▸ **Extract**:
· · · · ·

The entire ignition coil is just a step up transformer with a turns ratio of about 100:1. Thus those hundred volt spikes on the input get stepped up to 10,000 volts or more at the spark plug. But notice that the frequencies here are really high. The ringing waveform detail shows a main frequency content of about 30 KHz.

Originally Posted by jessieherrera
....I am curious though to how this will start a fire? Please explain to me the danger in doing this as I may be missing something.....
The ignition coil primary is just a coiled up short length of wire to ground. In your post you correctly quoted the resistance of this length of wire to be between 0.3 ohms and 1.0 ohms. Lets take 0.3 ohms: If you were to apply 12.6 volts DC from a battery to this short piece of wire the current draw would be:

Current in amps = 12.6 volts divided by 0.3 ohms

That's 42 amps!!! (The above formula is Ohm's law BTW).

To calculate how much power will be dissipated by that tiny little ignition coil:

Power in watts = voltage (in volts) times the current (in amps)

That would be 529 watts!!!

· · · · ·

▸ **Given records**:
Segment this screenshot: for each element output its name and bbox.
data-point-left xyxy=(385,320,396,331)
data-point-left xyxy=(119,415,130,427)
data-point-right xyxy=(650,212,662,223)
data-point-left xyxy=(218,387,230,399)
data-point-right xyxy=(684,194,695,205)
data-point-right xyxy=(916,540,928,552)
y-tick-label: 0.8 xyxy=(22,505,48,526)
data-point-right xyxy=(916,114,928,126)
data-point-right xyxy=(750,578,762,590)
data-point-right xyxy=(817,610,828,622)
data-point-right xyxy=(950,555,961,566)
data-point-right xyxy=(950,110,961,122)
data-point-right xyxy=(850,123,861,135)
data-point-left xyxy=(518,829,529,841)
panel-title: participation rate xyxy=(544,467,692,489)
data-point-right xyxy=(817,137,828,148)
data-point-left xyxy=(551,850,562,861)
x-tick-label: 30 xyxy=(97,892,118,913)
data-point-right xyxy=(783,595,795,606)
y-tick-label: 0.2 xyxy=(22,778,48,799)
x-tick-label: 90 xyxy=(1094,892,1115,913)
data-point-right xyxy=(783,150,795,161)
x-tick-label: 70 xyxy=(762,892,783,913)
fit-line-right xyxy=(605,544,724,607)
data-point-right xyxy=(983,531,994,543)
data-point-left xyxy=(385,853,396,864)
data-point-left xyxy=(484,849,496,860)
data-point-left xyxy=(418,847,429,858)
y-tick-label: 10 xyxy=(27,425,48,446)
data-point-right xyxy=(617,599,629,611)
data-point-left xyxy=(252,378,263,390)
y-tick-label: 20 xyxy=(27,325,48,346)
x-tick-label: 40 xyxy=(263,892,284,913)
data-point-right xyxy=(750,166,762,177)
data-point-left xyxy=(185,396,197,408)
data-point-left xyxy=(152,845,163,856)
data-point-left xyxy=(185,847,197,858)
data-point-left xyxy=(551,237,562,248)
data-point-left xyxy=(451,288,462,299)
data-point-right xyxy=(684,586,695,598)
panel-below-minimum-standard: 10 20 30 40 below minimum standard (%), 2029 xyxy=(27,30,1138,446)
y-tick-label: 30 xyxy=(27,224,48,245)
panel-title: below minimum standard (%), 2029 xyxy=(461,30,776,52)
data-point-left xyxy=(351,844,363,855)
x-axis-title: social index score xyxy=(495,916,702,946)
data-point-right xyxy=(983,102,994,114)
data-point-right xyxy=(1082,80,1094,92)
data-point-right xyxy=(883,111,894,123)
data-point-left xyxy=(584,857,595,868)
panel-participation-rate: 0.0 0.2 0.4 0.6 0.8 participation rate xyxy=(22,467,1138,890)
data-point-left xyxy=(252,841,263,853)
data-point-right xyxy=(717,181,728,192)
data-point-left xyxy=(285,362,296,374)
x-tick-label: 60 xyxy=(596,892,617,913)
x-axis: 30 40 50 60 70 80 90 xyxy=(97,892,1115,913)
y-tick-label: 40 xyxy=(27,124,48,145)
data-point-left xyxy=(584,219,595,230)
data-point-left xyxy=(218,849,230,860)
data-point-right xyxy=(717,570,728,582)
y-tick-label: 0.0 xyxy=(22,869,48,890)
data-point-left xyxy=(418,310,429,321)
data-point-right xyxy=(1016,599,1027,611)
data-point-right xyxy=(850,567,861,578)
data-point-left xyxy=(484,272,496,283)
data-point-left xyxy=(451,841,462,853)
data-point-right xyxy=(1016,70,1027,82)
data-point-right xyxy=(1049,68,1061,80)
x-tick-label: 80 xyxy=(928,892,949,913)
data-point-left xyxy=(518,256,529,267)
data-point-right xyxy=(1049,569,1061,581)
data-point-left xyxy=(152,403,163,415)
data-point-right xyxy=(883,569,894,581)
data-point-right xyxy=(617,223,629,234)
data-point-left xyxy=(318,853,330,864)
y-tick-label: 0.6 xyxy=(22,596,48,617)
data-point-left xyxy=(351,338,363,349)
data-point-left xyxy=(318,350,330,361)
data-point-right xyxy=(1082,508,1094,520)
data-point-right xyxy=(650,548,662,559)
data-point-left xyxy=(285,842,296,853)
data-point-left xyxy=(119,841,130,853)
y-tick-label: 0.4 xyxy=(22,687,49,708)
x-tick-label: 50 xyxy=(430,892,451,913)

· · · · ·

▸ **Tasks to carry out**:
a. According to the ignition coil text, what is the approximate turns ratio of an ignition coil?
b. Please write the next part of the ignition coil text, starting after its final sentence.

▸ **Exercise answers**:
a. About 100:1.

b.
When you hook up an external battery it is not likely to have a fuse in line, so there is no protection at all from such massive current flow. This is why I raised the possibility of fire.

I hear this claim about 12 volts on the ignition coil primary a lot, and I often wonder where it comes from. The only thing I can think of is the old Kettering style ignition system on cars from the early 1970's and before. In this system 12 volts was applied to one side of the ignition coil primary and the other side was grounded through a cam driven set of 'points' (basically a switch) in the distributor. The points only briefly applied 12 volts to the ignition coil and then opened back up. A condenser (i.e. a capacitor) across the points then formed a series resonant circuit with the inductance of the coil primary which would then ring at 30 KHz or so. Even though 12 volts was applied to the coil primary it was being switched on and off so rapidly that you could consider this to be an AC waveform, and the inductance of the primary limited the current.